>> START PROVIDED INFORMATION
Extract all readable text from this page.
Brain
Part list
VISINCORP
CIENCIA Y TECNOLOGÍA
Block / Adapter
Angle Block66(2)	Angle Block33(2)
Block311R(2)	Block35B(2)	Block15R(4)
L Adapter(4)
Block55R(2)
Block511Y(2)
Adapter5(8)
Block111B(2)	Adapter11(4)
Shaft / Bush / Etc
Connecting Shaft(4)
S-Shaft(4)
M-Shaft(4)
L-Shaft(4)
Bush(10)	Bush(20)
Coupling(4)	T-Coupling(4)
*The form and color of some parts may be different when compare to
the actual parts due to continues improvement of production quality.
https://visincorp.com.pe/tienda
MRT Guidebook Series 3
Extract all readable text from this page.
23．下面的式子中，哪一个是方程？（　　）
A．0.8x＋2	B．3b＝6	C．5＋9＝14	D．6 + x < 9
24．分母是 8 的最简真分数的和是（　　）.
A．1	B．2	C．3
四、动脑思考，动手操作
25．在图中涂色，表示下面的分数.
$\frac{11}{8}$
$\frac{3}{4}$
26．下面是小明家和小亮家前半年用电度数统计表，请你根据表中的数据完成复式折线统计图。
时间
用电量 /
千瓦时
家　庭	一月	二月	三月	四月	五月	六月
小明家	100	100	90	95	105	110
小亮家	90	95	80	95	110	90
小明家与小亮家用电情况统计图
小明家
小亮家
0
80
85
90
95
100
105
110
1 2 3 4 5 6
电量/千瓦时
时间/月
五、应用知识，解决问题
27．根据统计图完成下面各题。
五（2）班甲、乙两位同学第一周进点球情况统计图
>> END PROVIDED INFORMATION
>> START PROVIDED INFORMATION
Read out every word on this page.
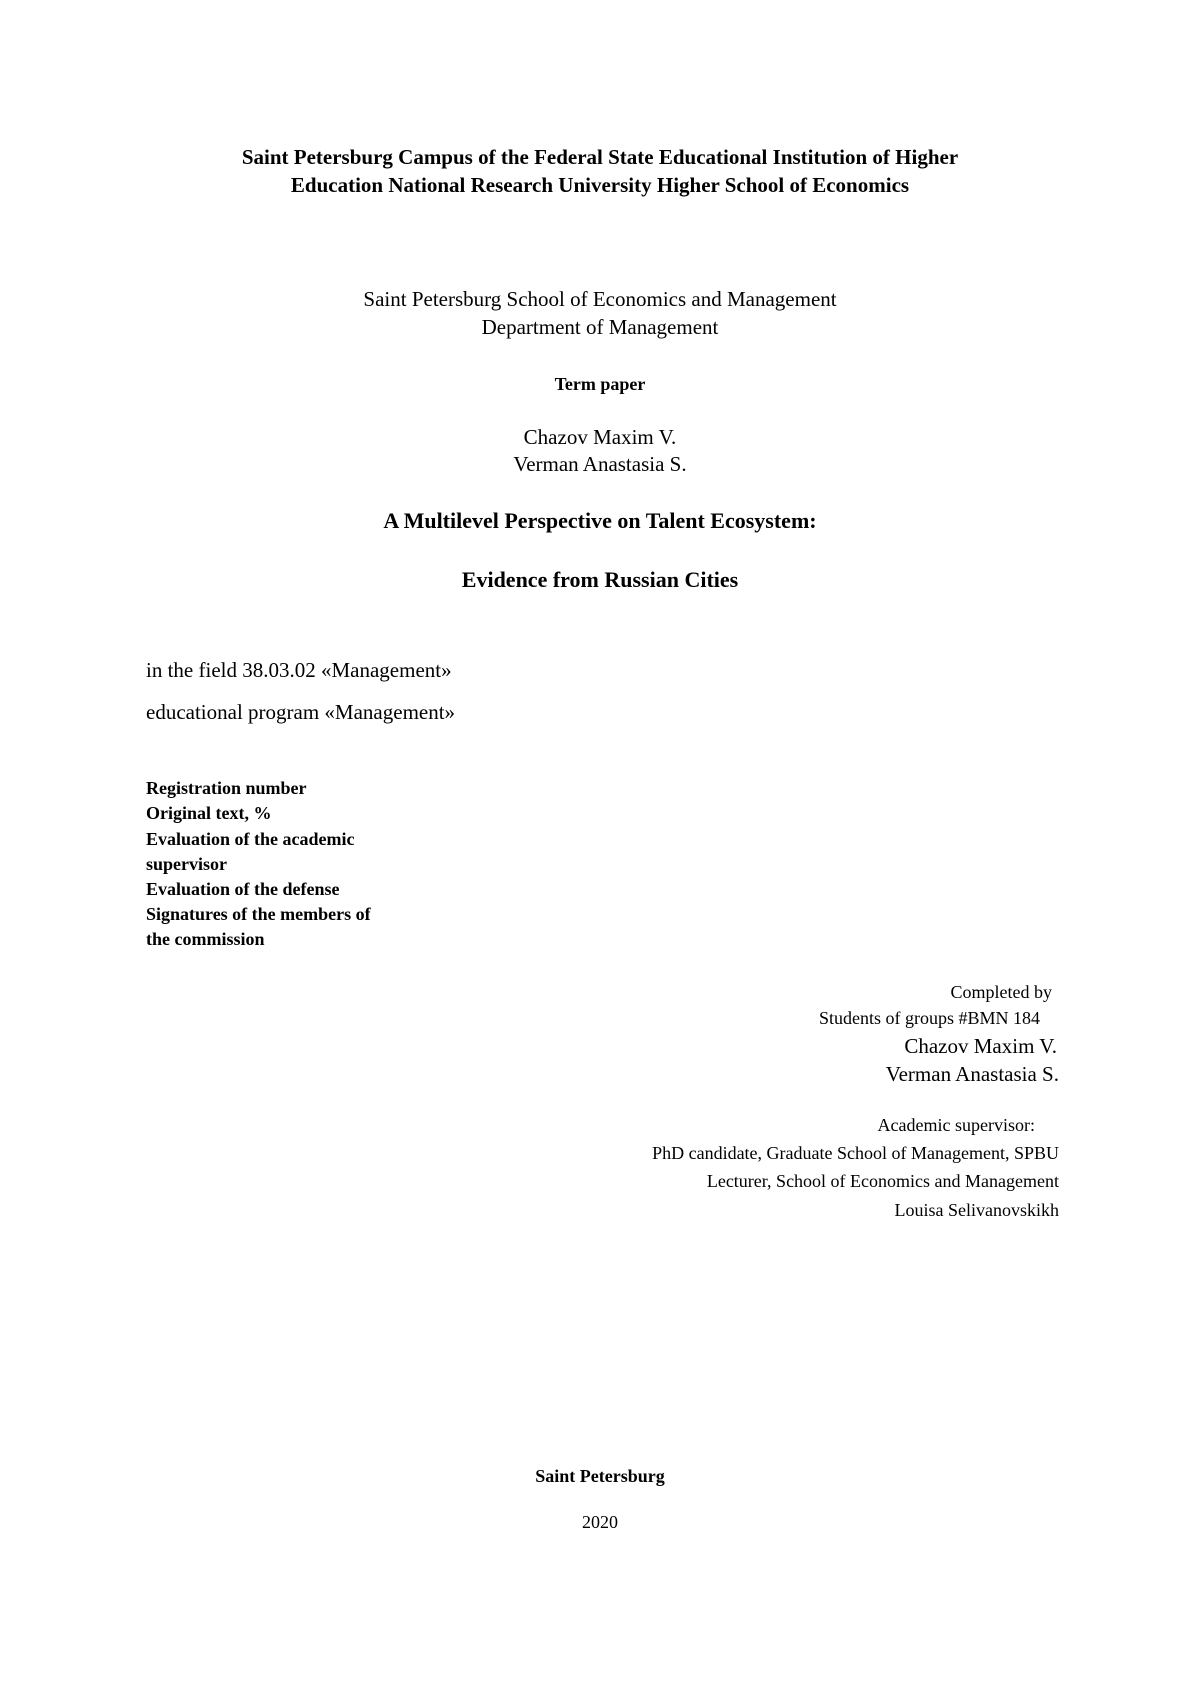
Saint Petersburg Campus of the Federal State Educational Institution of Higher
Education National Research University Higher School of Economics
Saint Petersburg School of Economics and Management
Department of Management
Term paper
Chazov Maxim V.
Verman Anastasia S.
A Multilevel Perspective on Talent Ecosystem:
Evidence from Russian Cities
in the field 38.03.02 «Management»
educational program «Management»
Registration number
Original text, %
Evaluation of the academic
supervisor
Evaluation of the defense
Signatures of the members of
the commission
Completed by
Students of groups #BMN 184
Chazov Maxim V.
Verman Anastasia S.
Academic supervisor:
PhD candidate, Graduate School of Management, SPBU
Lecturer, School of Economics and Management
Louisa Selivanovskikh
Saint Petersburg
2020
>> END PROVIDED INFORMATION
WHAT IS EXPECTED:
Only lines that contain the word "Economics" are wanted; copy each of them.

OUTPUT BELOW:
Education National Research University Higher School of Economics
Saint Petersburg School of Economics and Management
Lecturer, School of Economics and Management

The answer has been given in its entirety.